#### [Task brief]
Scan the material for the word "CHROMIUM", and copy each line where it shows up.

#### [Entries shown]
☆ ☆ ☆ ☆ ☆ ☆ ☆
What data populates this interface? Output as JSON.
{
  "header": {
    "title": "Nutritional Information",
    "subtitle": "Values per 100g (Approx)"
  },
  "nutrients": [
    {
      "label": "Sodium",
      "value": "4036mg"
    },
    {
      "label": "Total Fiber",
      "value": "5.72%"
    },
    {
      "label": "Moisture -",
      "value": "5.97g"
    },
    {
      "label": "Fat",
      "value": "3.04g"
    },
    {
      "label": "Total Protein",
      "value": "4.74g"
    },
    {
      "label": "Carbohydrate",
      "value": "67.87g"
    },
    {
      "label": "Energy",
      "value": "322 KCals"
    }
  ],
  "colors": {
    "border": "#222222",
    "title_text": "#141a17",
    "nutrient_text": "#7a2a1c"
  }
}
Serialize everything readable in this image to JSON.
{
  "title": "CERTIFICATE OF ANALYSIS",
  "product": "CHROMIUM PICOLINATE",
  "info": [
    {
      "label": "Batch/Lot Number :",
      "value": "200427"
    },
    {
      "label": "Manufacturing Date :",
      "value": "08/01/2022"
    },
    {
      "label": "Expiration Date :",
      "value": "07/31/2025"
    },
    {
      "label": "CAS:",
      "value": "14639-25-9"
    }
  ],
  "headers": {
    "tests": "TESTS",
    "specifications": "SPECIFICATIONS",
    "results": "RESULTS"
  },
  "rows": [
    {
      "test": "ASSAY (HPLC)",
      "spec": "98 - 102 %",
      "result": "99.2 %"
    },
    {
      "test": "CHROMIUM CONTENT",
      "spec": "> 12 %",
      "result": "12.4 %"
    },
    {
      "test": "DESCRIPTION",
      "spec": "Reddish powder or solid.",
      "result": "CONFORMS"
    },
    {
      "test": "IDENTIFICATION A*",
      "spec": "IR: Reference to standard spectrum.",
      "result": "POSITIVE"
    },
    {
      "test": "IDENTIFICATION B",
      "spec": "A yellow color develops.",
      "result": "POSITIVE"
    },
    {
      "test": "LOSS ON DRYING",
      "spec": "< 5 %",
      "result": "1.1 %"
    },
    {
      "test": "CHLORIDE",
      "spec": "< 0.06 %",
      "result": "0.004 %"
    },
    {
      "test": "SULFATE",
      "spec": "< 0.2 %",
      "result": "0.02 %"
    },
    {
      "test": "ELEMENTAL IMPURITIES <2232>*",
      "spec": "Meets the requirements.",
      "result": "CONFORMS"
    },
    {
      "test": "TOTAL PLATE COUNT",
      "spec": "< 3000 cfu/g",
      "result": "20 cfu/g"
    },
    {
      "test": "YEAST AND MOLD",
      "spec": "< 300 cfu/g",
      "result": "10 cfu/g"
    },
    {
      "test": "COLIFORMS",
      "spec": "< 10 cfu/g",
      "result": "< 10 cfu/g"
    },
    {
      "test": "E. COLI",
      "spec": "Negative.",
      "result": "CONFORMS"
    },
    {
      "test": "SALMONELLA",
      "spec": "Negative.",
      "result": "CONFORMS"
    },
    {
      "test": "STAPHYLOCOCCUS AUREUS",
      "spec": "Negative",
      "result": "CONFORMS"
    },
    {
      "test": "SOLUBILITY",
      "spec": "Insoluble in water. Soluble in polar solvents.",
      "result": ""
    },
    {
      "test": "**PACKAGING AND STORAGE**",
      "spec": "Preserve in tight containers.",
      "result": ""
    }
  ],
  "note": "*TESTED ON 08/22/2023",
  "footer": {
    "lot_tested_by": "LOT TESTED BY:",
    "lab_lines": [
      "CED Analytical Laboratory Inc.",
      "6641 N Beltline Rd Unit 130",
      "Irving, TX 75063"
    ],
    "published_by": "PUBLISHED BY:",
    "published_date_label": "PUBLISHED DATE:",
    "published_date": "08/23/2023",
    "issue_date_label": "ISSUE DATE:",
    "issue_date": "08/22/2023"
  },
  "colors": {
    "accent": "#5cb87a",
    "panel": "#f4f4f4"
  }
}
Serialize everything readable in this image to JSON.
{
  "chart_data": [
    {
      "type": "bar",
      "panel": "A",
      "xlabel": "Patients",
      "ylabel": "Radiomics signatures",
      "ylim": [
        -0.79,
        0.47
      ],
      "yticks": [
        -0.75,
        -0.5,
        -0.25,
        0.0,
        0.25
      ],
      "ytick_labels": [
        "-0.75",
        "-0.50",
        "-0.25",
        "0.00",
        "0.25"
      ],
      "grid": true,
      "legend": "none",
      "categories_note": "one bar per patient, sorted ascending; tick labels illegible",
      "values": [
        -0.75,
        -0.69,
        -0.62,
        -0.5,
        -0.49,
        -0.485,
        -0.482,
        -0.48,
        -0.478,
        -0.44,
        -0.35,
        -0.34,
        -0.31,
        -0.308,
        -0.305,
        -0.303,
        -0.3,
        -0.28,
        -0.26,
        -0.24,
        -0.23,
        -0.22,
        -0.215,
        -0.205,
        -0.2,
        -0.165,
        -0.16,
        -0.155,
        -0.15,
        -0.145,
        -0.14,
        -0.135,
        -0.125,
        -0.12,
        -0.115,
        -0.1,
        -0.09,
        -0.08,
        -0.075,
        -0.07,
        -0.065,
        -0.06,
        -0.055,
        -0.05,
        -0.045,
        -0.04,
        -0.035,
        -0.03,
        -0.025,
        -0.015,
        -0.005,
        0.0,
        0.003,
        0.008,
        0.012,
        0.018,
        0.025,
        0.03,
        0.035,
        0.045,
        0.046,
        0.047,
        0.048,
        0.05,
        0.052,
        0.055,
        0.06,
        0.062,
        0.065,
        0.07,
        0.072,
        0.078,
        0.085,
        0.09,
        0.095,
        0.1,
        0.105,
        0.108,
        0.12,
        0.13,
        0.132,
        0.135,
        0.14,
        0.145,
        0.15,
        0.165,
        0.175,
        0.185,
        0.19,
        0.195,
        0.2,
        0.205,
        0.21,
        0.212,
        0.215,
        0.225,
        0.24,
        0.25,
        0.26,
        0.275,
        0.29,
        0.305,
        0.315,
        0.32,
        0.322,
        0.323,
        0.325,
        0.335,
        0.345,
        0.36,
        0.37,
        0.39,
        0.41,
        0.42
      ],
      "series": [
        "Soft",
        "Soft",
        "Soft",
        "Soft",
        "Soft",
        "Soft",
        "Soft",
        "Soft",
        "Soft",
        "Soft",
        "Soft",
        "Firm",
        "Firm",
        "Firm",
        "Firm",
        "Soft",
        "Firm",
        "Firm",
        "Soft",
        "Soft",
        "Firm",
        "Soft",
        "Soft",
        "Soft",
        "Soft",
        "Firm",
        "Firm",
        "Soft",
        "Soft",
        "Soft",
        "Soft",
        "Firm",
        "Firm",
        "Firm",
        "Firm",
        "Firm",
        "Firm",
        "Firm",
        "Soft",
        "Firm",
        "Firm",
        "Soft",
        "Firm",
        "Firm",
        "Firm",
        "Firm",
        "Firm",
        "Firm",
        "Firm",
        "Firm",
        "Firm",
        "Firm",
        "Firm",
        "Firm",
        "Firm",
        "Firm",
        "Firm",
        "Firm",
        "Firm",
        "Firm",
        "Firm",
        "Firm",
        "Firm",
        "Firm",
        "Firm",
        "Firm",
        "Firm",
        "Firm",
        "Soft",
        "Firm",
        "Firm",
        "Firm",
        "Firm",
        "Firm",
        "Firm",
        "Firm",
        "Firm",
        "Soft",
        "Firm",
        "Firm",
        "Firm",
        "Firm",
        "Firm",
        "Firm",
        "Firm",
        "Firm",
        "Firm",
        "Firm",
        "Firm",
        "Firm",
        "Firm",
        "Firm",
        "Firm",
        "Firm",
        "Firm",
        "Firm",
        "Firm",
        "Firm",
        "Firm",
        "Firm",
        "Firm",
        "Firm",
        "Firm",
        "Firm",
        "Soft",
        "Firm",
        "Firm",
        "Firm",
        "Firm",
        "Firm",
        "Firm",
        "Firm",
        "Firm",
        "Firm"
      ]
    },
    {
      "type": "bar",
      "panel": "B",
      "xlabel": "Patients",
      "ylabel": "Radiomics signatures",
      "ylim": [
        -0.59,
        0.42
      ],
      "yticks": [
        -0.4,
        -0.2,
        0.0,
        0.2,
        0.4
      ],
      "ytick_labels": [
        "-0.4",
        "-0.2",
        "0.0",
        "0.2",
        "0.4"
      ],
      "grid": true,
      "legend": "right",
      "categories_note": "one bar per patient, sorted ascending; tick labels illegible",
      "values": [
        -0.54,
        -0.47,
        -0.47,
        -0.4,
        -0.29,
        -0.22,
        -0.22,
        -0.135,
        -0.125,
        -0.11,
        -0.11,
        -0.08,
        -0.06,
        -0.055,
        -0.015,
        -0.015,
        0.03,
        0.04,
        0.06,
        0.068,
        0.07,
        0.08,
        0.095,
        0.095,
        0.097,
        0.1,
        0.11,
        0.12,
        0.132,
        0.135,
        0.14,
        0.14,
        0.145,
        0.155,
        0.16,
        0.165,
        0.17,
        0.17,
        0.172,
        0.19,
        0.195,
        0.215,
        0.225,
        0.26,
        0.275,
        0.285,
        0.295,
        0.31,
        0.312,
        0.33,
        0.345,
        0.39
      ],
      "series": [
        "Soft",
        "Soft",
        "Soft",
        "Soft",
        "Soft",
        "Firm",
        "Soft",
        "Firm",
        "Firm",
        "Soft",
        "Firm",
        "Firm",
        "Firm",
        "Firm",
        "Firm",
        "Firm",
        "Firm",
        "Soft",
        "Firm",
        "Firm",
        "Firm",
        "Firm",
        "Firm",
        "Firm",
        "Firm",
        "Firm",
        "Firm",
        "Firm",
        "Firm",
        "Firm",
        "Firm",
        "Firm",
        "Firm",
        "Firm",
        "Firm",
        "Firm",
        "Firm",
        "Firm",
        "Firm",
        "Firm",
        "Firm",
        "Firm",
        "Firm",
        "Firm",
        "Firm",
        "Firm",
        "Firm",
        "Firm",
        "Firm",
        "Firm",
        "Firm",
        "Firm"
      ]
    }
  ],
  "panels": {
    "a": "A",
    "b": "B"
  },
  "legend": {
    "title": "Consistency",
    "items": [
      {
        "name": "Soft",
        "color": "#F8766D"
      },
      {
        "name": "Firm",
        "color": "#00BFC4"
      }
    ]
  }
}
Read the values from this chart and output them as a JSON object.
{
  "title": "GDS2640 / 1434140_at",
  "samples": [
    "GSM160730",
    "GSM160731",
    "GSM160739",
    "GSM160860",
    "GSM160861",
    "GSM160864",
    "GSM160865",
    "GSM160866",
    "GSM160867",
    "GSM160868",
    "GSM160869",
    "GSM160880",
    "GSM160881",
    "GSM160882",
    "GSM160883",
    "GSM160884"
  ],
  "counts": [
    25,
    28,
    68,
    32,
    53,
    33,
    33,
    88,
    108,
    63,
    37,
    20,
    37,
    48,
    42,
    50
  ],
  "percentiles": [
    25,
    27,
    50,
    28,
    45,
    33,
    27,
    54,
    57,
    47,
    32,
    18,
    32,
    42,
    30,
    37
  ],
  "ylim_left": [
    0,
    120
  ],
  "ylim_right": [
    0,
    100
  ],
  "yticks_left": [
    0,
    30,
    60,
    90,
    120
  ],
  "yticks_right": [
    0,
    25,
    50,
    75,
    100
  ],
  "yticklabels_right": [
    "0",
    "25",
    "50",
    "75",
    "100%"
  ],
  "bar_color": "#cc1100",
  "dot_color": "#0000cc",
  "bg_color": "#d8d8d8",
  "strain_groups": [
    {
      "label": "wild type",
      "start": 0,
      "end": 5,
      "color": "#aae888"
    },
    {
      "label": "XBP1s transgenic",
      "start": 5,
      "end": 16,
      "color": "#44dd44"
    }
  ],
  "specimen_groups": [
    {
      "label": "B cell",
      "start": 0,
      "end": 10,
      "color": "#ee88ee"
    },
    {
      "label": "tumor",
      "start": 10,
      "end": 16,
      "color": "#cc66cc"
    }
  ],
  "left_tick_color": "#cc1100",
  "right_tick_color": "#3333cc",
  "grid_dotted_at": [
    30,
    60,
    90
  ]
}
☆ ☆ ☆ ☆ ☆ ☆ ☆
#### [Written response]
  "product": "CHROMIUM PICOLINATE",
      "test": "CHROMIUM CONTENT",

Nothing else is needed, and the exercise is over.